Find and return each line containing "this".

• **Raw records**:

════════

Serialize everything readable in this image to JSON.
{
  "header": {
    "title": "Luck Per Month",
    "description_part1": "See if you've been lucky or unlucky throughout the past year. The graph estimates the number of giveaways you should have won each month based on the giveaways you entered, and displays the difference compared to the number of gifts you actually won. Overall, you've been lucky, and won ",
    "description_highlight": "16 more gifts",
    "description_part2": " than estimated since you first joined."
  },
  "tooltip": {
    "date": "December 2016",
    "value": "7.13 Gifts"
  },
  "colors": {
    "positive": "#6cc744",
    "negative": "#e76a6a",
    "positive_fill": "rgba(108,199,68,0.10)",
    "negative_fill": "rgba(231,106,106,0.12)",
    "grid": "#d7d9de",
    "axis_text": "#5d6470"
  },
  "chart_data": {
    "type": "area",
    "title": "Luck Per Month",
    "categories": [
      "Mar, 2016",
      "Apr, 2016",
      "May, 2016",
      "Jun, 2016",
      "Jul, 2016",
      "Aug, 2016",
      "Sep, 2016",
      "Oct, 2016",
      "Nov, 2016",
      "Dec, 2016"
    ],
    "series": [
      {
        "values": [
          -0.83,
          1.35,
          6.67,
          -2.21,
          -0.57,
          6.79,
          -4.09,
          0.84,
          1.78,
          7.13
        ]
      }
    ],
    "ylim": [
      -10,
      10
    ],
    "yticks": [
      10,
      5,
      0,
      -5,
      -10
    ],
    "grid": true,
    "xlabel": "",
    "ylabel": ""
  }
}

════════

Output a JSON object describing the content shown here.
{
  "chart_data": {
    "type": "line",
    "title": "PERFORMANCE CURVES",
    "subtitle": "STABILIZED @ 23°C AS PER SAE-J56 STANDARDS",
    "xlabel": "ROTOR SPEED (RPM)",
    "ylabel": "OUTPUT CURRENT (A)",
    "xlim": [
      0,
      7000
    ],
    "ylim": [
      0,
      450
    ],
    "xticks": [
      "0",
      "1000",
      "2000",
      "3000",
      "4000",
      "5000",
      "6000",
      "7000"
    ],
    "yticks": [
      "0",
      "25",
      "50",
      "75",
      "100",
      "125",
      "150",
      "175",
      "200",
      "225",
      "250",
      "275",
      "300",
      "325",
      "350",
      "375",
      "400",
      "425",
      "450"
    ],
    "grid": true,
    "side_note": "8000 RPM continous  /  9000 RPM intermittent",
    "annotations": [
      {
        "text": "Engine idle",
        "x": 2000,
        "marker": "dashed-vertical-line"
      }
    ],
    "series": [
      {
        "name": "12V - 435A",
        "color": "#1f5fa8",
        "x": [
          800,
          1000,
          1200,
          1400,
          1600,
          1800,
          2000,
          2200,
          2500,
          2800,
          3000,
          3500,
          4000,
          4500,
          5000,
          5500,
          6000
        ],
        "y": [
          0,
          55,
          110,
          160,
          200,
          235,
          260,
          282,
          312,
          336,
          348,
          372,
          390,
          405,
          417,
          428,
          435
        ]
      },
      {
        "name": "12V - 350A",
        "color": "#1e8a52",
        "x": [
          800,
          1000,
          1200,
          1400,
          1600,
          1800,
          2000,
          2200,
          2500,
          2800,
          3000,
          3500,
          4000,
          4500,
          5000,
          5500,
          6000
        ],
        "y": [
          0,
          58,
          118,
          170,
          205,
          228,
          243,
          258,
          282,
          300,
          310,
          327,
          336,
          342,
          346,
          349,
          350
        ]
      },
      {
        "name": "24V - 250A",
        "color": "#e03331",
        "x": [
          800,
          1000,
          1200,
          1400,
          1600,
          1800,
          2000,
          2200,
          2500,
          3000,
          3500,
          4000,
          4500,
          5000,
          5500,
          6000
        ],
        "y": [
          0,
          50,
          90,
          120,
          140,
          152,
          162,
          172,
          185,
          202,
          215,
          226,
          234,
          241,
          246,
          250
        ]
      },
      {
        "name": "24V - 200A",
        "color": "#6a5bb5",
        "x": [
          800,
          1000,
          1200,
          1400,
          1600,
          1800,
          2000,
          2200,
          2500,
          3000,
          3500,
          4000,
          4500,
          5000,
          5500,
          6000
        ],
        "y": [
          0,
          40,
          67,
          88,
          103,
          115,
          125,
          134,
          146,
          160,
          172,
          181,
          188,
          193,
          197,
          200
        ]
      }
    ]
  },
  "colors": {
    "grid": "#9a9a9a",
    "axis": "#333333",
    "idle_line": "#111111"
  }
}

════════

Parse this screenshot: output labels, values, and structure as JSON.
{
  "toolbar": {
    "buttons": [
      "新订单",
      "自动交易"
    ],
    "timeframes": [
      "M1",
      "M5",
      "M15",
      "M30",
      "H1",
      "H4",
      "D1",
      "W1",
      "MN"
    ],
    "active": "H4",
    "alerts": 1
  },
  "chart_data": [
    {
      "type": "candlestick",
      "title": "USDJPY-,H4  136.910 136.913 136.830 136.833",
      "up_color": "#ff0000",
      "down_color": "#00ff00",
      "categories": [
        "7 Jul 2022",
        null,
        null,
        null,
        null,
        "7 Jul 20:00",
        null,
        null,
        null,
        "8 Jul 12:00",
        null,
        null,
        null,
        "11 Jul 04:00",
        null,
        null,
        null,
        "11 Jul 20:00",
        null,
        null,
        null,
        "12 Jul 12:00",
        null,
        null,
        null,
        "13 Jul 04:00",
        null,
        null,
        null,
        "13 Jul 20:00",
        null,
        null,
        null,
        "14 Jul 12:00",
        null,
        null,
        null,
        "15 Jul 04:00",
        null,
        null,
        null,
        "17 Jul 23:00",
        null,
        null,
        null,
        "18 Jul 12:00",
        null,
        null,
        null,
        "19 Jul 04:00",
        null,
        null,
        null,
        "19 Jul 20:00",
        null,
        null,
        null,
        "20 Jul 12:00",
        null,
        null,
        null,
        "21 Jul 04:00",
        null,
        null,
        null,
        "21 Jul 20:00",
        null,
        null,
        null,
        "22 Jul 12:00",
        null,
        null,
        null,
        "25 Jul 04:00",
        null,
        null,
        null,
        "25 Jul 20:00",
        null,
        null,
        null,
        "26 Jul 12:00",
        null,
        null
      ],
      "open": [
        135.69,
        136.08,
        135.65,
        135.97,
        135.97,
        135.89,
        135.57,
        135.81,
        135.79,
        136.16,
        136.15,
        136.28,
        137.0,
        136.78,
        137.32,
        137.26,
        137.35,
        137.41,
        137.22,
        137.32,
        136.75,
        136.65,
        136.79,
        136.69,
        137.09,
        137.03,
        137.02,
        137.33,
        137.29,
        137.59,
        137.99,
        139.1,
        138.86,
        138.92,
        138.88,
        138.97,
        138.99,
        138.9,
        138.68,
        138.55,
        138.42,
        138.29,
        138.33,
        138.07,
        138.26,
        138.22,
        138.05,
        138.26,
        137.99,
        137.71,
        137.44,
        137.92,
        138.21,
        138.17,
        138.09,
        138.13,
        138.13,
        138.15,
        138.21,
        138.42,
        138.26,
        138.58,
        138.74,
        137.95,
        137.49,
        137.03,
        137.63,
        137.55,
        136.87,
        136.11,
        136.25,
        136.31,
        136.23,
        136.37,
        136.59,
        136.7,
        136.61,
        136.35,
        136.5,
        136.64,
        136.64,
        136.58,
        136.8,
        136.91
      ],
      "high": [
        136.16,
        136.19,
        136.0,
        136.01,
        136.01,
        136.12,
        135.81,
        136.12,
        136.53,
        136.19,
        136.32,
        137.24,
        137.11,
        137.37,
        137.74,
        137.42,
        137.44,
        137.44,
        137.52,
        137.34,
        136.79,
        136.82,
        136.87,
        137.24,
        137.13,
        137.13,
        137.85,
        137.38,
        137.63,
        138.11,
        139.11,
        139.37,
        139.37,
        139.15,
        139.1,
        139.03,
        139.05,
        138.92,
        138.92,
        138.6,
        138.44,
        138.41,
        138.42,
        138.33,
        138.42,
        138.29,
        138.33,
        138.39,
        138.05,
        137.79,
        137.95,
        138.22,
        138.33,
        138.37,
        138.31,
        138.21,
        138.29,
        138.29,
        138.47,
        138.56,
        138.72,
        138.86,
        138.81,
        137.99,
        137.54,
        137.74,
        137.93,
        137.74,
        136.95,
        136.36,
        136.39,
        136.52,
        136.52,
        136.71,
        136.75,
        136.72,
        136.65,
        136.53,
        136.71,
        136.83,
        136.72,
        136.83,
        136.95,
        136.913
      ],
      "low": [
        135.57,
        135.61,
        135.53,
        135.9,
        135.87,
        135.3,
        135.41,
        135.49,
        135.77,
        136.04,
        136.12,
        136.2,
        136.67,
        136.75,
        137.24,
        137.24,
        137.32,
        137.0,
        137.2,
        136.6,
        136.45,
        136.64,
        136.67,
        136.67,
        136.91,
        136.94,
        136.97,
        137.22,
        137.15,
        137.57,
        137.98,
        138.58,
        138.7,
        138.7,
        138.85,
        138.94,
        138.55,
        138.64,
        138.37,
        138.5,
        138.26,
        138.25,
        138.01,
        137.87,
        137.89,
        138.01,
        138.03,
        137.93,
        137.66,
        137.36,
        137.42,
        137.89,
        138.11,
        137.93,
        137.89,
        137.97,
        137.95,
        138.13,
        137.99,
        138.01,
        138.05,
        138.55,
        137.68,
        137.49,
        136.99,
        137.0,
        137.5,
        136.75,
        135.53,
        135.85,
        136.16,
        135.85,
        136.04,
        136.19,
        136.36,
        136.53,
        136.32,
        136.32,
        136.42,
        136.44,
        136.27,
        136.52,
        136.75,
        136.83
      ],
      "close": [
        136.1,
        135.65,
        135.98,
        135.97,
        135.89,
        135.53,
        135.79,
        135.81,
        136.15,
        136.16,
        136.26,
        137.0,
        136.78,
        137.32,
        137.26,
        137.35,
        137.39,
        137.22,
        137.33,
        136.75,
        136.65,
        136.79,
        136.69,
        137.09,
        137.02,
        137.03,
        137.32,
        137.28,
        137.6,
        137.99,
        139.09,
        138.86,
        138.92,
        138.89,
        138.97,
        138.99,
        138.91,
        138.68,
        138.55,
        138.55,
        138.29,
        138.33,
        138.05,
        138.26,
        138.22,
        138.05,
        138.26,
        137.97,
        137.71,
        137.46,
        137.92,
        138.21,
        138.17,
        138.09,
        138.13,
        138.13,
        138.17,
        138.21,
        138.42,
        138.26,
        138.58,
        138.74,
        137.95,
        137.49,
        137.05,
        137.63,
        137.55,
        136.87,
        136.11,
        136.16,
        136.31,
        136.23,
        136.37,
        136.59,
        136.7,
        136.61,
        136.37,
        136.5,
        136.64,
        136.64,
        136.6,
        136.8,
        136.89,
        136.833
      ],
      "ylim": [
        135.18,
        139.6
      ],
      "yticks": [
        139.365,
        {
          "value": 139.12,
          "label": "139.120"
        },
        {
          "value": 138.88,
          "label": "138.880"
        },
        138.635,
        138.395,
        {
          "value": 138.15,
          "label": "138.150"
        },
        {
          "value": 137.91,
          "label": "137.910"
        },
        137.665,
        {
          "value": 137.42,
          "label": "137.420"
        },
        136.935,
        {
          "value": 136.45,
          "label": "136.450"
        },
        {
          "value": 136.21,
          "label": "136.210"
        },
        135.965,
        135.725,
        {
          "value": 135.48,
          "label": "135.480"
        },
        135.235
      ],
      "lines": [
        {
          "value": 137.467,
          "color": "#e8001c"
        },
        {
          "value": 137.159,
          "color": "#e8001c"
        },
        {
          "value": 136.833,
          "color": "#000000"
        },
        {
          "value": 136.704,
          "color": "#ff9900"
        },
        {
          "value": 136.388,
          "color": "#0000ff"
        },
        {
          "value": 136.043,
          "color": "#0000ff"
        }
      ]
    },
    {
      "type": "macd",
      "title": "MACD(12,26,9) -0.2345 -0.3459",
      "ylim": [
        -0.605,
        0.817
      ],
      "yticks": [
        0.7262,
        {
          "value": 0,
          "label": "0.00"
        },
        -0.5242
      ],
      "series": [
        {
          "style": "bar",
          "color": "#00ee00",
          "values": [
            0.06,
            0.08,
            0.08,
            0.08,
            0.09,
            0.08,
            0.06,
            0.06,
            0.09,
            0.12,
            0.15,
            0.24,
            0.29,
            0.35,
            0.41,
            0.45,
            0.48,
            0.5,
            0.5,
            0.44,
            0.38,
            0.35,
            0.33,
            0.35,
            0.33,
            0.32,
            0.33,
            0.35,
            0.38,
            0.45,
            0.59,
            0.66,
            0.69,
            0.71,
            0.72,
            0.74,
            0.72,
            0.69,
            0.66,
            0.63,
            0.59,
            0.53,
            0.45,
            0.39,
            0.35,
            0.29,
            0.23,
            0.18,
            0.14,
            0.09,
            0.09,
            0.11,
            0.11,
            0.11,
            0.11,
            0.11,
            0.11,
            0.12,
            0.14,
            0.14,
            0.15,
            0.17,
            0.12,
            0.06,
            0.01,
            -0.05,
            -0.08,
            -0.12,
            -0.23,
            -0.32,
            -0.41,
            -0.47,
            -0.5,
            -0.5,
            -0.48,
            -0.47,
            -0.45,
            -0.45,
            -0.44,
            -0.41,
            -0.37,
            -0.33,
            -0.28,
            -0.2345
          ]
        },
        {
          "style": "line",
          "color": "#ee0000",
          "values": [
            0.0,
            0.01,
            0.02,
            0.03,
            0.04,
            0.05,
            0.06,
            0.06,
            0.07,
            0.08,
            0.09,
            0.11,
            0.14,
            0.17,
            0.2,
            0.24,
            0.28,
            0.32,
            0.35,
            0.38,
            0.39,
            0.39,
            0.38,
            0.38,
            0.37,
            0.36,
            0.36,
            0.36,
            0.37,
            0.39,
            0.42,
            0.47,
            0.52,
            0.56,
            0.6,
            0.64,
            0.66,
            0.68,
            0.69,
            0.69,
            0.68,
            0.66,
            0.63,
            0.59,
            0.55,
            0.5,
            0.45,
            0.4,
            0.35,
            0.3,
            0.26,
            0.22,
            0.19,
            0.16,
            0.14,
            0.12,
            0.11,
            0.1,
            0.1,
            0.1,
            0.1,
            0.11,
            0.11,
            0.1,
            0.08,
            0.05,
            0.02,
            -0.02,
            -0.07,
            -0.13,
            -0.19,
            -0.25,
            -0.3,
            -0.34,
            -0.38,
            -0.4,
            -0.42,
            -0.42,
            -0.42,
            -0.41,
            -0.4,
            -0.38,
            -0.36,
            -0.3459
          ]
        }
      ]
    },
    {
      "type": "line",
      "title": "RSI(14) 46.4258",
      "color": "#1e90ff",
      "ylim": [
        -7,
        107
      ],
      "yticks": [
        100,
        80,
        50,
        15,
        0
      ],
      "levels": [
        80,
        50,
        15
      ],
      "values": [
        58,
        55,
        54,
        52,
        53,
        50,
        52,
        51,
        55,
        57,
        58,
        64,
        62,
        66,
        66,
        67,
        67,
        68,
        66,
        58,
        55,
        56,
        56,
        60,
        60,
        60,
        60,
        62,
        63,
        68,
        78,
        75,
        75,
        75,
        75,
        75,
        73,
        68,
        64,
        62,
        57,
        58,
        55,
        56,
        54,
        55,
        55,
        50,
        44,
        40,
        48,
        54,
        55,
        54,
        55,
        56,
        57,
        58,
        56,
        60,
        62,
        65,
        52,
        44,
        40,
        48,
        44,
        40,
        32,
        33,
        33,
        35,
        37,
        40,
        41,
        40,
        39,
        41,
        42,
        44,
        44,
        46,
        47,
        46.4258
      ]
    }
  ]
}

════════

• **Solution to the exercise**:
Serialize everything readable in this image to JSON.
Parse this screenshot: output labels, values, and structure as JSON.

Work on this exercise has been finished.